Work to complete: Retype all the records with nothing changed.

---------------

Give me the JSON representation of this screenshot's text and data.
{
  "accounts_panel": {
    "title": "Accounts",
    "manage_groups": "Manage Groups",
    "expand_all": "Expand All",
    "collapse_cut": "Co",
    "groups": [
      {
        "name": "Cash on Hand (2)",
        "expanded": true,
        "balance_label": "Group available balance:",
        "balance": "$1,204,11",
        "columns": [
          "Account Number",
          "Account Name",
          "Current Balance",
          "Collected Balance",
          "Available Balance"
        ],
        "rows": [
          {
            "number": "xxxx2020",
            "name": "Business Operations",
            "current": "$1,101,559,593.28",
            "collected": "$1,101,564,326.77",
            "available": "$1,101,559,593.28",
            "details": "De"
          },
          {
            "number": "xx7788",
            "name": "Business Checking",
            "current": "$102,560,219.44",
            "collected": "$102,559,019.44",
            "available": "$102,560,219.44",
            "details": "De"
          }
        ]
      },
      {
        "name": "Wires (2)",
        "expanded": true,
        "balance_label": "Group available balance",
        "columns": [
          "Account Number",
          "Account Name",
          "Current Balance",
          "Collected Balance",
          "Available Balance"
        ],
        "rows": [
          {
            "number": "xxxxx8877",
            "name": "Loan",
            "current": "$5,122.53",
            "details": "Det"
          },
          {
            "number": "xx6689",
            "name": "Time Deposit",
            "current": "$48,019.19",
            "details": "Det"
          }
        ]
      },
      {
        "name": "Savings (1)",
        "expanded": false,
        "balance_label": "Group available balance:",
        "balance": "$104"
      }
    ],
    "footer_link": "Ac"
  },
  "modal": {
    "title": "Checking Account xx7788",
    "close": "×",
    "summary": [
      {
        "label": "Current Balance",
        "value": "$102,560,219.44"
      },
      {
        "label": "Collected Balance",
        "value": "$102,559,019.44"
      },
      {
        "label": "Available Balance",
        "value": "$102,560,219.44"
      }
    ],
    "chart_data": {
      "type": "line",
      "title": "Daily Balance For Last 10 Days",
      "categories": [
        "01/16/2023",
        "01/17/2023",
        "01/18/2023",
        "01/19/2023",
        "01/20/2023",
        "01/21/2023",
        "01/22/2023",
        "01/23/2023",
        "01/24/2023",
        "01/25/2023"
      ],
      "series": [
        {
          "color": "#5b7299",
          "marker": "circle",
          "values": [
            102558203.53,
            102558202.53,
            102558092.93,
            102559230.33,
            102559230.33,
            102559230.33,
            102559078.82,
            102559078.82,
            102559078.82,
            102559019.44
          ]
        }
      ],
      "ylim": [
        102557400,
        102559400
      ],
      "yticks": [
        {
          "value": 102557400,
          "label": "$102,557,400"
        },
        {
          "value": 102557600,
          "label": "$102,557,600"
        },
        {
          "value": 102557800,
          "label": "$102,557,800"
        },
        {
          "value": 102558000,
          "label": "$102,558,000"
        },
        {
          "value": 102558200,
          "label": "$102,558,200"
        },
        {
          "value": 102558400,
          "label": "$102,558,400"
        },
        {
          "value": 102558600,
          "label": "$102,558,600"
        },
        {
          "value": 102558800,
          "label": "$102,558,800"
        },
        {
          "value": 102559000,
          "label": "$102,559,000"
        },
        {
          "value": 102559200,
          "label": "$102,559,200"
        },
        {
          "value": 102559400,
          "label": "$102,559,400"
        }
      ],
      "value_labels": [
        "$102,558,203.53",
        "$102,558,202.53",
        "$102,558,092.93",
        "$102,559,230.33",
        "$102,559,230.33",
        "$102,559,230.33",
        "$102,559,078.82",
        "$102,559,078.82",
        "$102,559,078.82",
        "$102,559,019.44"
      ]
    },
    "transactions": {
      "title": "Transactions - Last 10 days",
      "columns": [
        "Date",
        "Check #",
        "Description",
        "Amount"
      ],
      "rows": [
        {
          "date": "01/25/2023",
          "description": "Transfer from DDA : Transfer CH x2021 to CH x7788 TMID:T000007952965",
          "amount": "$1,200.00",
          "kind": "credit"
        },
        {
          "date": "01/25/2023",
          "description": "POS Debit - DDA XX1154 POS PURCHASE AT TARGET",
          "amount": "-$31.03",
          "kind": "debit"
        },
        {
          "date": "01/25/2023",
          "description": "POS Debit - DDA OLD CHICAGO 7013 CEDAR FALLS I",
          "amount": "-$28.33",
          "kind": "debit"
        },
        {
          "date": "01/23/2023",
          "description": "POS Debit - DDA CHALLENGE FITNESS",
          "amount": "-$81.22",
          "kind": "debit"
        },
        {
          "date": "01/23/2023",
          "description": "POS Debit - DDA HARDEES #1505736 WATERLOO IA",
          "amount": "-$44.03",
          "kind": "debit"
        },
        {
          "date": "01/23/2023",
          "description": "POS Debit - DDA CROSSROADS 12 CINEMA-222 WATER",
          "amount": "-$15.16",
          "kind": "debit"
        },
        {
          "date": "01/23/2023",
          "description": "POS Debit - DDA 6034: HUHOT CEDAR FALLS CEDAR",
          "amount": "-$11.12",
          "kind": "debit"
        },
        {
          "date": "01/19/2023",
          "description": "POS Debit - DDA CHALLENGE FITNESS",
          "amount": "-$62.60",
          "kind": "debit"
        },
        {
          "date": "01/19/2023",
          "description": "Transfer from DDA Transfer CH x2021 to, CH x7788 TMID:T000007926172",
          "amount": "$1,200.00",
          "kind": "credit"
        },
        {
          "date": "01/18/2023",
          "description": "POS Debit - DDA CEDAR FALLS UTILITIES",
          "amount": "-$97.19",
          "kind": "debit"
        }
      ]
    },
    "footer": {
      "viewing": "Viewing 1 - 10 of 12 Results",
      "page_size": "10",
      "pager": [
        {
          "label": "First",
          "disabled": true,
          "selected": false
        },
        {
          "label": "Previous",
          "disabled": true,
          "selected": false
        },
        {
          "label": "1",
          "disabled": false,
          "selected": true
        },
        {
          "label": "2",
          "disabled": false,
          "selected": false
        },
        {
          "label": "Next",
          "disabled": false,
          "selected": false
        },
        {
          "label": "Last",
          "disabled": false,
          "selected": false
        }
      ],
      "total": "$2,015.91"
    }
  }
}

---------------

Exercise answer:
Give me the JSON representation of this screenshot's text and data.
{
  "accounts_panel": {
    "title": "Accounts",
    "manage_groups": "Manage Groups",
    "expand_all": "Expand All",
    "collapse_cut": "Co",
    "groups": [
      {
        "name": "Cash on Hand (2)",
        "expanded": true,
        "balance_label": "Group available balance:",
        "balance": "$1,204,11",
        "columns": [
          "Account Number",
          "Account Name",
          "Current Balance",
          "Collected Balance",
          "Available Balance"
        ],
        "rows": [
          {
            "number": "xxxx2020",
            "name": "Business Operations",
            "current": "$1,101,559,593.28",
            "collected": "$1,101,564,326.77",
            "available": "$1,101,559,593.28",
            "details": "De"
          },
          {
            "number": "xx7788",
            "name": "Business Checking",
            "current": "$102,560,219.44",
            "collected": "$102,559,019.44",
            "available": "$102,560,219.44",
            "details": "De"
          }
        ]
      },
      {
        "name": "Wires (2)",
        "expanded": true,
        "balance_label": "Group available balance",
        "columns": [
          "Account Number",
          "Account Name",
          "Current Balance",
          "Collected Balance",
          "Available Balance"
        ],
        "rows": [
          {
            "number": "xxxxx8877",
            "name": "Loan",
            "current": "$5,122.53",
            "details": "Det"
          },
          {
            "number": "xx6689",
            "name": "Time Deposit",
            "current": "$48,019.19",
            "details": "Det"
          }
        ]
      },
      {
        "name": "Savings (1)",
        "expanded": false,
        "balance_label": "Group available balance:",
        "balance": "$104"
      }
    ],
    "footer_link": "Ac"
  },
  "modal": {
    "title": "Checking Account xx7788",
    "close": "×",
    "summary": [
      {
        "label": "Current Balance",
        "value": "$102,560,219.44"
      },
      {
        "label": "Collected Balance",
        "value": "$102,559,019.44"
      },
      {
        "label": "Available Balance",
        "value": "$102,560,219.44"
      }
    ],
    "chart_data": {
      "type": "line",
      "title": "Daily Balance For Last 10 Days",
      "categories": [
        "01/16/2023",
        "01/17/2023",
        "01/18/2023",
        "01/19/2023",
        "01/20/2023",
        "01/21/2023",
        "01/22/2023",
        "01/23/2023",
        "01/24/2023",
        "01/25/2023"
      ],
      "series": [
        {
          "color": "#5b7299",
          "marker": "circle",
          "values": [
            102558203.53,
            102558202.53,
            102558092.93,
            102559230.33,
            102559230.33,
            102559230.33,
            102559078.82,
            102559078.82,
            102559078.82,
            102559019.44
          ]
        }
      ],
      "ylim": [
        102557400,
        102559400
      ],
      "yticks": [
        {
          "value": 102557400,
          "label": "$102,557,400"
        },
        {
          "value": 102557600,
          "label": "$102,557,600"
        },
        {
          "value": 102557800,
          "label": "$102,557,800"
        },
        {
          "value": 102558000,
          "label": "$102,558,000"
        },
        {
          "value": 102558200,
          "label": "$102,558,200"
        },
        {
          "value": 102558400,
          "label": "$102,558,400"
        },
        {
          "value": 102558600,
          "label": "$102,558,600"
        },
        {
          "value": 102558800,
          "label": "$102,558,800"
        },
        {
          "value": 102559000,
          "label": "$102,559,000"
        },
        {
          "value": 102559200,
          "label": "$102,559,200"
        },
        {
          "value": 102559400,
          "label": "$102,559,400"
        }
      ],
      "value_labels": [
        "$102,558,203.53",
        "$102,558,202.53",
        "$102,558,092.93",
        "$102,559,230.33",
        "$102,559,230.33",
        "$102,559,230.33",
        "$102,559,078.82",
        "$102,559,078.82",
        "$102,559,078.82",
        "$102,559,019.44"
      ]
    },
    "transactions": {
      "title": "Transactions - Last 10 days",
      "columns": [
        "Date",
        "Check #",
        "Description",
        "Amount"
      ],
      "rows": [
        {
          "date": "01/25/2023",
          "description": "Transfer from DDA : Transfer CH x2021 to CH x7788 TMID:T000007952965",
          "amount": "$1,200.00",
          "kind": "credit"
        },
        {
          "date": "01/25/2023",
          "description": "POS Debit - DDA XX1154 POS PURCHASE AT TARGET",
          "amount": "-$31.03",
          "kind": "debit"
        },
        {
          "date": "01/25/2023",
          "description": "POS Debit - DDA OLD CHICAGO 7013 CEDAR FALLS I",
          "amount": "-$28.33",
          "kind": "debit"
        },
        {
          "date": "01/23/2023",
          "description": "POS Debit - DDA CHALLENGE FITNESS",
          "amount": "-$81.22",
          "kind": "debit"
        },
        {
          "date": "01/23/2023",
          "description": "POS Debit - DDA HARDEES #1505736 WATERLOO IA",
          "amount": "-$44.03",
          "kind": "debit"
        },
        {
          "date": "01/23/2023",
          "description": "POS Debit - DDA CROSSROADS 12 CINEMA-222 WATER",
          "amount": "-$15.16",
          "kind": "debit"
        },
        {
          "date": "01/23/2023",
          "description": "POS Debit - DDA 6034: HUHOT CEDAR FALLS CEDAR",
          "amount": "-$11.12",
          "kind": "debit"
        },
        {
          "date": "01/19/2023",
          "description": "POS Debit - DDA CHALLENGE FITNESS",
          "amount": "-$62.60",
          "kind": "debit"
        },
        {
          "date": "01/19/2023",
          "description": "Transfer from DDA Transfer CH x2021 to, CH x7788 TMID:T000007926172",
          "amount": "$1,200.00",
          "kind": "credit"
        },
        {
          "date": "01/18/2023",
          "description": "POS Debit - DDA CEDAR FALLS UTILITIES",
          "amount": "-$97.19",
          "kind": "debit"
        }
      ]
    },
    "footer": {
      "viewing": "Viewing 1 - 10 of 12 Results",
      "page_size": "10",
      "pager": [
        {
          "label": "First",
          "disabled": true,
          "selected": false
        },
        {
          "label": "Previous",
          "disabled": true,
          "selected": false
        },
        {
          "label": "1",
          "disabled": false,
          "selected": true
        },
        {
          "label": "2",
          "disabled": false,
          "selected": false
        },
        {
          "label": "Next",
          "disabled": false,
          "selected": false
        },
        {
          "label": "Last",
          "disabled": false,
          "selected": false
        }
      ],
      "total": "$2,015.91"
    }
  }
}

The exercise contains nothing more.